Exercise – From the listing below, return each line that includes "возрасте".

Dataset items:
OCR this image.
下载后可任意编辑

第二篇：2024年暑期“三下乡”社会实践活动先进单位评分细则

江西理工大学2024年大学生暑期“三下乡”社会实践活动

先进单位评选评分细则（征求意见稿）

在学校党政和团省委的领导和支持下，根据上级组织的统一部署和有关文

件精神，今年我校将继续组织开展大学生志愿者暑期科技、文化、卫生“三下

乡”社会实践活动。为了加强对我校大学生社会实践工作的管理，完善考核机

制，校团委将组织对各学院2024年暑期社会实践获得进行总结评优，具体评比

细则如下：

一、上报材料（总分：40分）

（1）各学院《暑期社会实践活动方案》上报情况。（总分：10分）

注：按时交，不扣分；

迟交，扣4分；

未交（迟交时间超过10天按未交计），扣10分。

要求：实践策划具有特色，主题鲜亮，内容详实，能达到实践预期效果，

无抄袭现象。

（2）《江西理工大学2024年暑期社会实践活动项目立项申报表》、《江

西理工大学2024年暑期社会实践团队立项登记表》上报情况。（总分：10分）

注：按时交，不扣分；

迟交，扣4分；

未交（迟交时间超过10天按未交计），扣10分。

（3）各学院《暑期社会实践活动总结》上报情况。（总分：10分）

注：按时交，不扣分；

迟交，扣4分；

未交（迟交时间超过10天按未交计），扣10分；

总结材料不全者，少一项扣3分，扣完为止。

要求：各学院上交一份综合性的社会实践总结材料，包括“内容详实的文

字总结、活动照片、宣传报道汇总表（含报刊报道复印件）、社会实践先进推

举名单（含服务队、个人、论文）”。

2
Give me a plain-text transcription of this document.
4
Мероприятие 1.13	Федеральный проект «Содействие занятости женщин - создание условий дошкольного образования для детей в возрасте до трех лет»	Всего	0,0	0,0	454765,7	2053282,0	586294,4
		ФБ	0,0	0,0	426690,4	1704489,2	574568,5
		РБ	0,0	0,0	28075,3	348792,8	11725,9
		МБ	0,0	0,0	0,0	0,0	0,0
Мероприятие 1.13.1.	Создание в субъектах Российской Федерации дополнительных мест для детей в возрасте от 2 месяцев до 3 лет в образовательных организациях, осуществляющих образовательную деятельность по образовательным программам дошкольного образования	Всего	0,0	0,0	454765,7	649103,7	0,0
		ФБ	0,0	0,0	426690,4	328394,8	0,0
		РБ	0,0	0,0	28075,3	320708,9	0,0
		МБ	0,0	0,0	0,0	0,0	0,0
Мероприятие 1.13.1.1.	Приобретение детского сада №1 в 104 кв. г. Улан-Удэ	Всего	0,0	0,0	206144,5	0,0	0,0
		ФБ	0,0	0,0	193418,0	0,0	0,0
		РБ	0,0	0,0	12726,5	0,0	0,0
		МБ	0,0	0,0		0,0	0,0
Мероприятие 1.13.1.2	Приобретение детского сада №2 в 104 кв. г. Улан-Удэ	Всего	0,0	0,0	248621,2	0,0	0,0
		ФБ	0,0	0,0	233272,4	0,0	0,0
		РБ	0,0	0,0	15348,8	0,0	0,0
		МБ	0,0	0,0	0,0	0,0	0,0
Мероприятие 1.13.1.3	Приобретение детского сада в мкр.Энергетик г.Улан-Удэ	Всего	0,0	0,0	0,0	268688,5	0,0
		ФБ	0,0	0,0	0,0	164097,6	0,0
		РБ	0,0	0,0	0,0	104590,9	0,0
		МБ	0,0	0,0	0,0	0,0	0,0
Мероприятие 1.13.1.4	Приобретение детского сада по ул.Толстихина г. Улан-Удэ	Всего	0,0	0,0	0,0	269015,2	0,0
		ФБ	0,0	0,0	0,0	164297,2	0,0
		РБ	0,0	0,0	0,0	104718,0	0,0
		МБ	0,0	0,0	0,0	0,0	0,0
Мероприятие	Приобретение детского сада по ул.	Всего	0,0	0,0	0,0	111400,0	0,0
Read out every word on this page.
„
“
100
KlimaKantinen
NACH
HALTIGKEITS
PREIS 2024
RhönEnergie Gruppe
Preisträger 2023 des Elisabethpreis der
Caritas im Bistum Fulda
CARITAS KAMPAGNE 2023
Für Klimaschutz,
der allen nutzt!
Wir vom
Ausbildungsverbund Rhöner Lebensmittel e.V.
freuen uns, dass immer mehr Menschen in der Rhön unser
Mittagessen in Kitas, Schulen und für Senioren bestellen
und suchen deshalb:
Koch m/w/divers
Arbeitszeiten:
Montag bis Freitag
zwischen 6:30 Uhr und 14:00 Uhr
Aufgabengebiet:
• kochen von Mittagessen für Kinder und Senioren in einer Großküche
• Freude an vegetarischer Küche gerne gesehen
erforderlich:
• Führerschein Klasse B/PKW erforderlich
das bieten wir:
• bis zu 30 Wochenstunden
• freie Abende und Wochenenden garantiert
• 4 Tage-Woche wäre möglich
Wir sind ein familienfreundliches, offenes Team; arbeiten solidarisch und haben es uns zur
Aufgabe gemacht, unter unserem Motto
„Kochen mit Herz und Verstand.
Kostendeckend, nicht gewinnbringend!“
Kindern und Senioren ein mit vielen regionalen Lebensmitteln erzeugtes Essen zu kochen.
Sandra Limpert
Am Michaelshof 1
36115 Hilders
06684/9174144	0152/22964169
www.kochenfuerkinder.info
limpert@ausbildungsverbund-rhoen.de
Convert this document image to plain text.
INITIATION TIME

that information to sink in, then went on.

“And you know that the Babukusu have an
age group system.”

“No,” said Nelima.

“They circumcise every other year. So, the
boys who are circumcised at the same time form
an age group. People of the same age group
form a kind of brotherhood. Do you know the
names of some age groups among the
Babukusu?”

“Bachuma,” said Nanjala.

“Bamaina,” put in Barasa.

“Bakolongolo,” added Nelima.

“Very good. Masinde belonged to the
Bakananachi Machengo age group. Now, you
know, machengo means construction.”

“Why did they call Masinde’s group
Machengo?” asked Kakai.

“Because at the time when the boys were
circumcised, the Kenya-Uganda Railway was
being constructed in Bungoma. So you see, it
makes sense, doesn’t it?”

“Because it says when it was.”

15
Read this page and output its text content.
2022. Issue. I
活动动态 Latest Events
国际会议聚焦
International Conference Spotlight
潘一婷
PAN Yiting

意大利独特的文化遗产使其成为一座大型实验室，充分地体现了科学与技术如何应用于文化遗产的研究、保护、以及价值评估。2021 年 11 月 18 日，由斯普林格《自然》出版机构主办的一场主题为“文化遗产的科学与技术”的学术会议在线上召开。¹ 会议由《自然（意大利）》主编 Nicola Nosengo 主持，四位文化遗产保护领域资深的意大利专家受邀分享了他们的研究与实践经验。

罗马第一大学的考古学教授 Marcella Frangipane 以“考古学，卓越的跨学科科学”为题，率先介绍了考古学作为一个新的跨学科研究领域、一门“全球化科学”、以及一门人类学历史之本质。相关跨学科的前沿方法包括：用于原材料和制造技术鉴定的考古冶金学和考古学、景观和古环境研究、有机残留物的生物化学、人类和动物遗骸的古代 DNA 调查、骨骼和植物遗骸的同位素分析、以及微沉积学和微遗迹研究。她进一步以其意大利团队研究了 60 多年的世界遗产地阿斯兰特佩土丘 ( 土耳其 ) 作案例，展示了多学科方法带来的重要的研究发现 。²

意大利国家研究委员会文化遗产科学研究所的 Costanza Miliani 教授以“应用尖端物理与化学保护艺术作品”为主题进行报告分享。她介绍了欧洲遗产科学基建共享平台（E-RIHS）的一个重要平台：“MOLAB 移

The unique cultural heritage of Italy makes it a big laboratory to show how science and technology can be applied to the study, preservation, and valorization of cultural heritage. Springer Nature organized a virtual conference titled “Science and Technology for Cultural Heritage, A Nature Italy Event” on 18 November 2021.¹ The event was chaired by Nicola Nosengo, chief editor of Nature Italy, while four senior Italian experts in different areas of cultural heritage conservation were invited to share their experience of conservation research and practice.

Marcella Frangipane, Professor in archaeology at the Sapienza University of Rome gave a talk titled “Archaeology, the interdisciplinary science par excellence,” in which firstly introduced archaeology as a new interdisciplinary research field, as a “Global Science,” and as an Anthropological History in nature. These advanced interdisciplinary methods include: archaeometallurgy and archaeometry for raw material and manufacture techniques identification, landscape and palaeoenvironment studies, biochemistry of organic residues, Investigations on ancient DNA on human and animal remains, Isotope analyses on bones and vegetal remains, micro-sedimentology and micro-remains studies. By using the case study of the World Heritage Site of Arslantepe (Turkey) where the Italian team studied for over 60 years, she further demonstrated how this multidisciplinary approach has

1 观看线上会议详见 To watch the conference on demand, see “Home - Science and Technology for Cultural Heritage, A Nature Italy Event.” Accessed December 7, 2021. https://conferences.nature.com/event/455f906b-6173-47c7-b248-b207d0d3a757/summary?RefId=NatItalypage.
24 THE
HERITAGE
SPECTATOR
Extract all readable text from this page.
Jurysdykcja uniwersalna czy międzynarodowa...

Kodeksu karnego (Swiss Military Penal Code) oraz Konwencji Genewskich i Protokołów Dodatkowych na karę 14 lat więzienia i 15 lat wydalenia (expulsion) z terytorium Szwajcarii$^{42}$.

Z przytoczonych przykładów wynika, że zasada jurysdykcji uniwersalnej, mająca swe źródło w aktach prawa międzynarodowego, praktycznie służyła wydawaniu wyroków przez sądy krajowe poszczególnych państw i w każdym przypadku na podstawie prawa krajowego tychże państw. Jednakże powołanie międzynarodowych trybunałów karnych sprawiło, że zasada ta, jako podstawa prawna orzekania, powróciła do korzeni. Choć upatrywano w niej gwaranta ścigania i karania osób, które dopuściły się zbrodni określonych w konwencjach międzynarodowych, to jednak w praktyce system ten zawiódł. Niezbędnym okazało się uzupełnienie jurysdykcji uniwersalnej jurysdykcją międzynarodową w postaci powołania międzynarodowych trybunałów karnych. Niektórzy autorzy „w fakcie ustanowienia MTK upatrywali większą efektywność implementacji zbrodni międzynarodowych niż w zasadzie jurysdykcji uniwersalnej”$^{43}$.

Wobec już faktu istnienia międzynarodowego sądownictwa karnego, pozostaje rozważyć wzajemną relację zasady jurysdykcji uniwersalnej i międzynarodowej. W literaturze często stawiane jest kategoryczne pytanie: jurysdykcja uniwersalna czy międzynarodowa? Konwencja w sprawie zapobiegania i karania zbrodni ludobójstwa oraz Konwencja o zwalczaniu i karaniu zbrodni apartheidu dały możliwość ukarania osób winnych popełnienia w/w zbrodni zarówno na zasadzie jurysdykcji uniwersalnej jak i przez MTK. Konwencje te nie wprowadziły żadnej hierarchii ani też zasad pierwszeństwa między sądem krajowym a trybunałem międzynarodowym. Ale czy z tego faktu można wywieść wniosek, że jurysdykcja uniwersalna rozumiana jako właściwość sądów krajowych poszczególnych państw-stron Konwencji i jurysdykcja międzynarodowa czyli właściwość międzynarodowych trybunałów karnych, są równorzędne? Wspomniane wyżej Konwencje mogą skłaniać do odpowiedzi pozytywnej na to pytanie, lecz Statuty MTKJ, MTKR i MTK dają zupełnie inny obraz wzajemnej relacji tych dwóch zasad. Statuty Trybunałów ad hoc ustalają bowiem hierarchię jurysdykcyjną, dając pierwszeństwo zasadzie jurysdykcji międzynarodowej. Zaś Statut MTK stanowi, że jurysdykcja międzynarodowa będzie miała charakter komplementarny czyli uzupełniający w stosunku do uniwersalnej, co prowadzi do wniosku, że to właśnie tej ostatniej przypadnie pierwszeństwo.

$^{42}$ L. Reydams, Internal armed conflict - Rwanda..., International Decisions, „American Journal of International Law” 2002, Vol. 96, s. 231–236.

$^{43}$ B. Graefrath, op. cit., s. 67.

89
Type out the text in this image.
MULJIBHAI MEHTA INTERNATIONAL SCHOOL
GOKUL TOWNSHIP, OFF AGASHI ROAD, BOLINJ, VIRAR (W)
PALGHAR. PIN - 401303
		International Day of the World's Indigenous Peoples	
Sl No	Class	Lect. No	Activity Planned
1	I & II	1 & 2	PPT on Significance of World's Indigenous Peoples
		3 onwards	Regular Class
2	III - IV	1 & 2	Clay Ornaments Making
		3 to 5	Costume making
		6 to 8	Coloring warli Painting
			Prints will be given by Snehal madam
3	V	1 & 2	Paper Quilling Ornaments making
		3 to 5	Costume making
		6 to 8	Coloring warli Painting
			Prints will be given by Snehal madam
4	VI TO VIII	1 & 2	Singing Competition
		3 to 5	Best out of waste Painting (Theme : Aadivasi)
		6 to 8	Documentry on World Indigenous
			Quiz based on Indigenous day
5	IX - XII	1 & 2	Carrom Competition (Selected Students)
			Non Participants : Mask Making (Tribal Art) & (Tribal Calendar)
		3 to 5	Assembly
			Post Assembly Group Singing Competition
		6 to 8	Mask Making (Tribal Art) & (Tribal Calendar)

Written solution –
Мероприятие 1.13	Федеральный проект «Содействие занятости женщин - создание условий дошкольного образования для детей в возрасте до трех лет»	Всего	0,0	0,0	454765,7	2053282,0	586294,4
Мероприятие 1.13.1.	Создание в субъектах Российской Федерации дополнительных мест для детей в возрасте от 2 месяцев до 3 лет в образовательных организациях, осуществляющих образовательную деятельность по образовательным программам дошкольного образования	Всего	0,0	0,0	454765,7	649103,7	0,0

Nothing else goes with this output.